◆ TASK DIRECTIONS ◆
Return the material word for word. Do not include pictures.

◆ DATA SUPPLIED ◆
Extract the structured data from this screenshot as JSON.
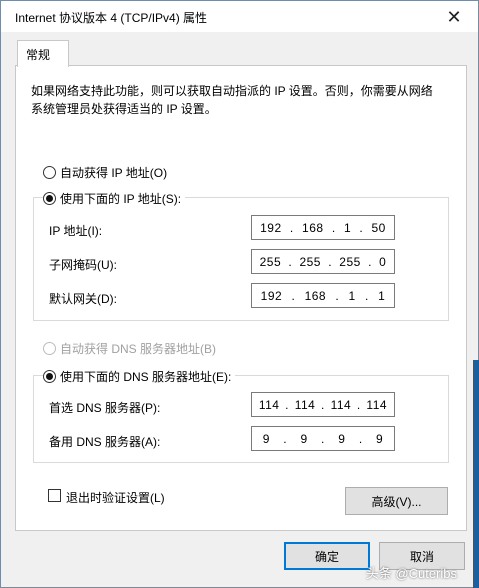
{
  "window": {
    "title": "Internet 协议版本 4 (TCP/IPv4) 属性",
    "close_glyph": "✕"
  },
  "tabs": [
    {
      "label": "常规"
    }
  ],
  "description": "如果网络支持此功能，则可以获取自动指派的 IP 设置。否则，你需要从网络系统管理员处获得适当的 IP 设置。",
  "ip": {
    "auto_label": "自动获得 IP 地址(O)",
    "manual_label": "使用下面的 IP 地址(S):",
    "fields": [
      {
        "label": "IP 地址(I):",
        "octets": [
          "192",
          "168",
          "1",
          "50"
        ]
      },
      {
        "label": "子网掩码(U):",
        "octets": [
          "255",
          "255",
          "255",
          "0"
        ]
      },
      {
        "label": "默认网关(D):",
        "octets": [
          "192",
          "168",
          "1",
          "1"
        ]
      }
    ]
  },
  "dns": {
    "auto_label": "自动获得 DNS 服务器地址(B)",
    "manual_label": "使用下面的 DNS 服务器地址(E):",
    "fields": [
      {
        "label": "首选 DNS 服务器(P):",
        "octets": [
          "114",
          "114",
          "114",
          "114"
        ]
      },
      {
        "label": "备用 DNS 服务器(A):",
        "octets": [
          "9",
          "9",
          "9",
          "9"
        ]
      }
    ]
  },
  "validate_label": "退出时验证设置(L)",
  "advanced_label": "高级(V)...",
  "ok_label": "确定",
  "cancel_label": "取消",
  "watermark": "头条 @Cuteribs",
  "colors": {
    "accent": "#0078d7"
  }
}
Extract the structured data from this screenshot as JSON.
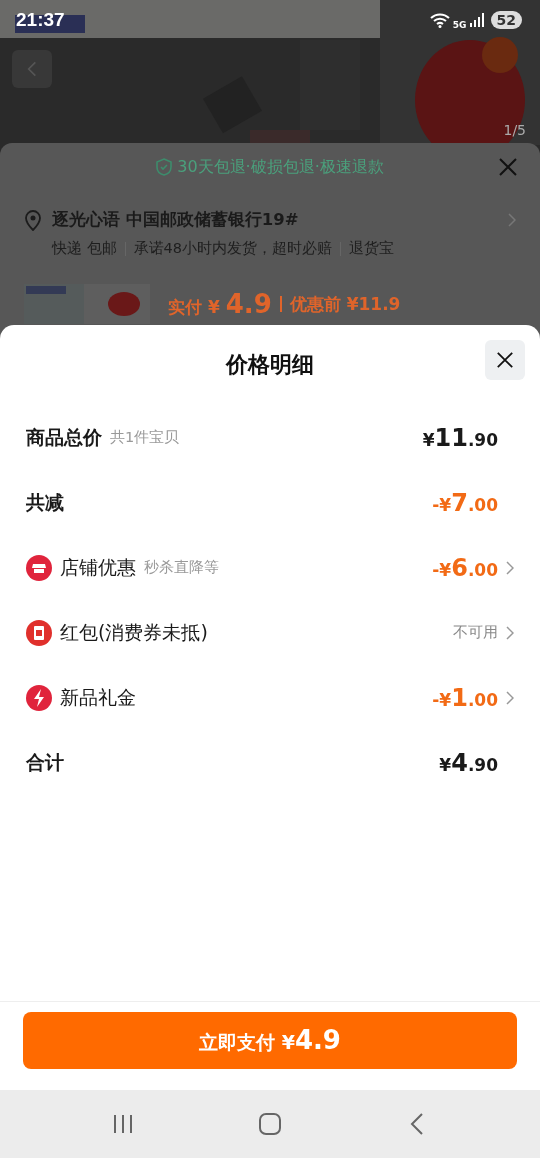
{
  "status_bar": {
    "time": "21:37",
    "network": "5G",
    "battery": "52"
  },
  "gallery": {
    "counter": "1/5"
  },
  "order_sheet": {
    "guarantee": "30天包退·破损包退·极速退款",
    "address": "逐光心语 中国邮政储蓄银行19#",
    "delivery": [
      "快递 包邮",
      "承诺48小时内发货，超时必赔",
      "退货宝"
    ],
    "paid_label": "实付",
    "paid_currency": "¥",
    "paid_amount": "4.9",
    "before_label": "优惠前",
    "before_amount": "¥11.9"
  },
  "price_detail": {
    "title": "价格明细",
    "rows": [
      {
        "kind": "total",
        "label": "商品总价",
        "note": "共1件宝贝",
        "amount": "¥11.90",
        "negative": false,
        "disabled": false,
        "link": false
      },
      {
        "kind": "reduction",
        "label": "共减",
        "amount": "-¥7.00",
        "negative": true,
        "disabled": false,
        "link": false
      },
      {
        "kind": "shop_discount",
        "label": "店铺优惠",
        "note": "秒杀直降等",
        "amount": "-¥6.00",
        "negative": true,
        "disabled": false,
        "link": true
      },
      {
        "kind": "red_packet",
        "label": "红包(消费券未抵)",
        "amount": "不可用",
        "negative": false,
        "disabled": true,
        "link": true
      },
      {
        "kind": "gift_money",
        "label": "新品礼金",
        "amount": "-¥1.00",
        "negative": true,
        "disabled": false,
        "link": true
      },
      {
        "kind": "sum",
        "label": "合计",
        "amount": "¥4.90",
        "negative": false,
        "disabled": false,
        "link": false
      }
    ]
  },
  "pay_button": {
    "label": "立即支付",
    "currency": "¥",
    "amount": "4.9"
  }
}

◆ RIGHT ANSWER ◆
Extract the structured data from this screenshot as JSON.
{
  "window": {
    "title": "Internet 协议版本 4 (TCP/IPv4) 属性",
    "close_glyph": "✕"
  },
  "tabs": [
    {
      "label": "常规"
    }
  ],
  "description": "如果网络支持此功能，则可以获取自动指派的 IP 设置。否则，你需要从网络系统管理员处获得适当的 IP 设置。",
  "ip": {
    "auto_label": "自动获得 IP 地址(O)",
    "manual_label": "使用下面的 IP 地址(S):",
    "fields": [
      {
        "label": "IP 地址(I):",
        "octets": [
          "192",
          "168",
          "1",
          "50"
        ]
      },
      {
        "label": "子网掩码(U):",
        "octets": [
          "255",
          "255",
          "255",
          "0"
        ]
      },
      {
        "label": "默认网关(D):",
        "octets": [
          "192",
          "168",
          "1",
          "1"
        ]
      }
    ]
  },
  "dns": {
    "auto_label": "自动获得 DNS 服务器地址(B)",
    "manual_label": "使用下面的 DNS 服务器地址(E):",
    "fields": [
      {
        "label": "首选 DNS 服务器(P):",
        "octets": [
          "114",
          "114",
          "114",
          "114"
        ]
      },
      {
        "label": "备用 DNS 服务器(A):",
        "octets": [
          "9",
          "9",
          "9",
          "9"
        ]
      }
    ]
  },
  "validate_label": "退出时验证设置(L)",
  "advanced_label": "高级(V)...",
  "ok_label": "确定",
  "cancel_label": "取消",
  "watermark": "头条 @Cuteribs",
  "colors": {
    "accent": "#0078d7"
  }
}
Extract the structured data from this screenshot as JSON.
{
  "status_bar": {
    "time": "21:37",
    "network": "5G",
    "battery": "52"
  },
  "gallery": {
    "counter": "1/5"
  },
  "order_sheet": {
    "guarantee": "30天包退·破损包退·极速退款",
    "address": "逐光心语 中国邮政储蓄银行19#",
    "delivery": [
      "快递 包邮",
      "承诺48小时内发货，超时必赔",
      "退货宝"
    ],
    "paid_label": "实付",
    "paid_currency": "¥",
    "paid_amount": "4.9",
    "before_label": "优惠前",
    "before_amount": "¥11.9"
  },
  "price_detail": {
    "title": "价格明细",
    "rows": [
      {
        "kind": "total",
        "label": "商品总价",
        "note": "共1件宝贝",
        "amount": "¥11.90",
        "negative": false,
        "disabled": false,
        "link": false
      },
      {
        "kind": "reduction",
        "label": "共减",
        "amount": "-¥7.00",
        "negative": true,
        "disabled": false,
        "link": false
      },
      {
        "kind": "shop_discount",
        "label": "店铺优惠",
        "note": "秒杀直降等",
        "amount": "-¥6.00",
        "negative": true,
        "disabled": false,
        "link": true
      },
      {
        "kind": "red_packet",
        "label": "红包(消费券未抵)",
        "amount": "不可用",
        "negative": false,
        "disabled": true,
        "link": true
      },
      {
        "kind": "gift_money",
        "label": "新品礼金",
        "amount": "-¥1.00",
        "negative": true,
        "disabled": false,
        "link": true
      },
      {
        "kind": "sum",
        "label": "合计",
        "amount": "¥4.90",
        "negative": false,
        "disabled": false,
        "link": false
      }
    ]
  },
  "pay_button": {
    "label": "立即支付",
    "currency": "¥",
    "amount": "4.9"
  }
}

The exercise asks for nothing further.